:: Data

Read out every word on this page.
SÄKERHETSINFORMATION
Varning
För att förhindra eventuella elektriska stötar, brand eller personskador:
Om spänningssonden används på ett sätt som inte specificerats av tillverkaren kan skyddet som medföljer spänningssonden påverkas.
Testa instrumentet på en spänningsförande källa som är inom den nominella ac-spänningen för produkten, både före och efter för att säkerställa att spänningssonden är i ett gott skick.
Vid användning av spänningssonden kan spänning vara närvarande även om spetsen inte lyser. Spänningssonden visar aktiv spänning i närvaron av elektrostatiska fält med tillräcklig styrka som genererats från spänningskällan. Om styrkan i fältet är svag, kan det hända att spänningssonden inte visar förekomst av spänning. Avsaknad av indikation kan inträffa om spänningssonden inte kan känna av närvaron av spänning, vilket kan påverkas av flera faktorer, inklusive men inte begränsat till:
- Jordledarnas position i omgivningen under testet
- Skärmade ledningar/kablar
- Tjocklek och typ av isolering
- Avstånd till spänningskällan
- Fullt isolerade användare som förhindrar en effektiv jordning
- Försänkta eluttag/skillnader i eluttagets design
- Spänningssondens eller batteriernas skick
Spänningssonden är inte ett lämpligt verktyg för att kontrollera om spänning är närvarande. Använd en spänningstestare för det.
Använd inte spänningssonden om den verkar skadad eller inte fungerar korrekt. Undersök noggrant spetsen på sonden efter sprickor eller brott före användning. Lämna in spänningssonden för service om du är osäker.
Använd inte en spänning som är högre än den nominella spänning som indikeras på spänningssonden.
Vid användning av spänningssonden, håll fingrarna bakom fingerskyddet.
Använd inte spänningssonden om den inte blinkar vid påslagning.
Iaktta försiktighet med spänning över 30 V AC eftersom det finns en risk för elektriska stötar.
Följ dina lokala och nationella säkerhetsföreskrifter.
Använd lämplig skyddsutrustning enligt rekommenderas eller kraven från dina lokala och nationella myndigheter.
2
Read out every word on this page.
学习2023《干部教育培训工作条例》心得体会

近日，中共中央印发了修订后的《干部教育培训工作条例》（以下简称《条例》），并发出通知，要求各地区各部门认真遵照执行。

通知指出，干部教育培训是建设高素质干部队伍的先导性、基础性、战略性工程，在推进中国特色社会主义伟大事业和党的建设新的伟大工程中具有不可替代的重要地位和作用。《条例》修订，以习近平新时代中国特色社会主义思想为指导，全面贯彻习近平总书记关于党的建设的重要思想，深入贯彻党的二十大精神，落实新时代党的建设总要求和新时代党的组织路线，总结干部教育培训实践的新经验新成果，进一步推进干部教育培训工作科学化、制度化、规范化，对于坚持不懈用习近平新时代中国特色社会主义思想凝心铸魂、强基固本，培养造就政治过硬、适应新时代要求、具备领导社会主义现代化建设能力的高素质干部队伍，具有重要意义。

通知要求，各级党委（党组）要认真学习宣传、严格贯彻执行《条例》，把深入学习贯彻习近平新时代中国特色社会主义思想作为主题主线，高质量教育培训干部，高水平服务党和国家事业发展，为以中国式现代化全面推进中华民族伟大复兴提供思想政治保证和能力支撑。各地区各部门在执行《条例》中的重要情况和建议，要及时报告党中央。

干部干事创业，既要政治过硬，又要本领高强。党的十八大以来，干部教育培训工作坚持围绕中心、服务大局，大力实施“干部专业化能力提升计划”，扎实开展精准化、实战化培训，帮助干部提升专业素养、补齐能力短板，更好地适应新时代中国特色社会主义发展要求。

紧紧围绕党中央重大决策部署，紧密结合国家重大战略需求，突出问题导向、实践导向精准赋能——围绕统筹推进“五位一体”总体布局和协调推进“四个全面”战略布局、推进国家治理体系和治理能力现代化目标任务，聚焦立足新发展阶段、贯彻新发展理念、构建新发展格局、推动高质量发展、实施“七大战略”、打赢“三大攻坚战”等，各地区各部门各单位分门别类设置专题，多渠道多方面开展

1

::::

Write the complete data out, exactly as above.

### Solution to the exercise:
Read out every word on this page.
SÄKERHETSINFORMATION
Varning
För att förhindra eventuella elektriska stötar, brand eller personskador:
Om spänningssonden används på ett sätt som inte specificerats av tillverkaren kan skyddet som medföljer spänningssonden påverkas.
Testa instrumentet på en spänningsförande källa som är inom den nominella ac-spänningen för produkten, både före och efter för att säkerställa att spänningssonden är i ett gott skick.
Vid användning av spänningssonden kan spänning vara närvarande även om spetsen inte lyser. Spänningssonden visar aktiv spänning i närvaron av elektrostatiska fält med tillräcklig styrka som genererats från spänningskällan. Om styrkan i fältet är svag, kan det hända att spänningssonden inte visar förekomst av spänning. Avsaknad av indikation kan inträffa om spänningssonden inte kan känna av närvaron av spänning, vilket kan påverkas av flera faktorer, inklusive men inte begränsat till:
- Jordledarnas position i omgivningen under testet
- Skärmade ledningar/kablar
- Tjocklek och typ av isolering
- Avstånd till spänningskällan
- Fullt isolerade användare som förhindrar en effektiv jordning
- Försänkta eluttag/skillnader i eluttagets design
- Spänningssondens eller batteriernas skick
Spänningssonden är inte ett lämpligt verktyg för att kontrollera om spänning är närvarande. Använd en spänningstestare för det.
Använd inte spänningssonden om den verkar skadad eller inte fungerar korrekt. Undersök noggrant spetsen på sonden efter sprickor eller brott före användning. Lämna in spänningssonden för service om du är osäker.
Använd inte en spänning som är högre än den nominella spänning som indikeras på spänningssonden.
Vid användning av spänningssonden, håll fingrarna bakom fingerskyddet.
Använd inte spänningssonden om den inte blinkar vid påslagning.
Iaktta försiktighet med spänning över 30 V AC eftersom det finns en risk för elektriska stötar.
Följ dina lokala och nationella säkerhetsföreskrifter.
Använd lämplig skyddsutrustning enligt rekommenderas eller kraven från dina lokala och nationella myndigheter.
2
Read out every word on this page.
学习2023《干部教育培训工作条例》心得体会

近日，中共中央印发了修订后的《干部教育培训工作条例》（以下简称《条例》），并发出通知，要求各地区各部门认真遵照执行。

通知指出，干部教育培训是建设高素质干部队伍的先导性、基础性、战略性工程，在推进中国特色社会主义伟大事业和党的建设新的伟大工程中具有不可替代的重要地位和作用。《条例》修订，以习近平新时代中国特色社会主义思想为指导，全面贯彻习近平总书记关于党的建设的重要思想，深入贯彻党的二十大精神，落实新时代党的建设总要求和新时代党的组织路线，总结干部教育培训实践的新经验新成果，进一步推进干部教育培训工作科学化、制度化、规范化，对于坚持不懈用习近平新时代中国特色社会主义思想凝心铸魂、强基固本，培养造就政治过硬、适应新时代要求、具备领导社会主义现代化建设能力的高素质干部队伍，具有重要意义。

通知要求，各级党委（党组）要认真学习宣传、严格贯彻执行《条例》，把深入学习贯彻习近平新时代中国特色社会主义思想作为主题主线，高质量教育培训干部，高水平服务党和国家事业发展，为以中国式现代化全面推进中华民族伟大复兴提供思想政治保证和能力支撑。各地区各部门在执行《条例》中的重要情况和建议，要及时报告党中央。

干部干事创业，既要政治过硬，又要本领高强。党的十八大以来，干部教育培训工作坚持围绕中心、服务大局，大力实施“干部专业化能力提升计划”，扎实开展精准化、实战化培训，帮助干部提升专业素养、补齐能力短板，更好地适应新时代中国特色社会主义发展要求。

紧紧围绕党中央重大决策部署，紧密结合国家重大战略需求，突出问题导向、实践导向精准赋能——围绕统筹推进“五位一体”总体布局和协调推进“四个全面”战略布局、推进国家治理体系和治理能力现代化目标任务，聚焦立足新发展阶段、贯彻新发展理念、构建新发展格局、推动高质量发展、实施“七大战略”、打赢“三大攻坚战”等，各地区各部门各单位分门别类设置专题，多渠道多方面开展

1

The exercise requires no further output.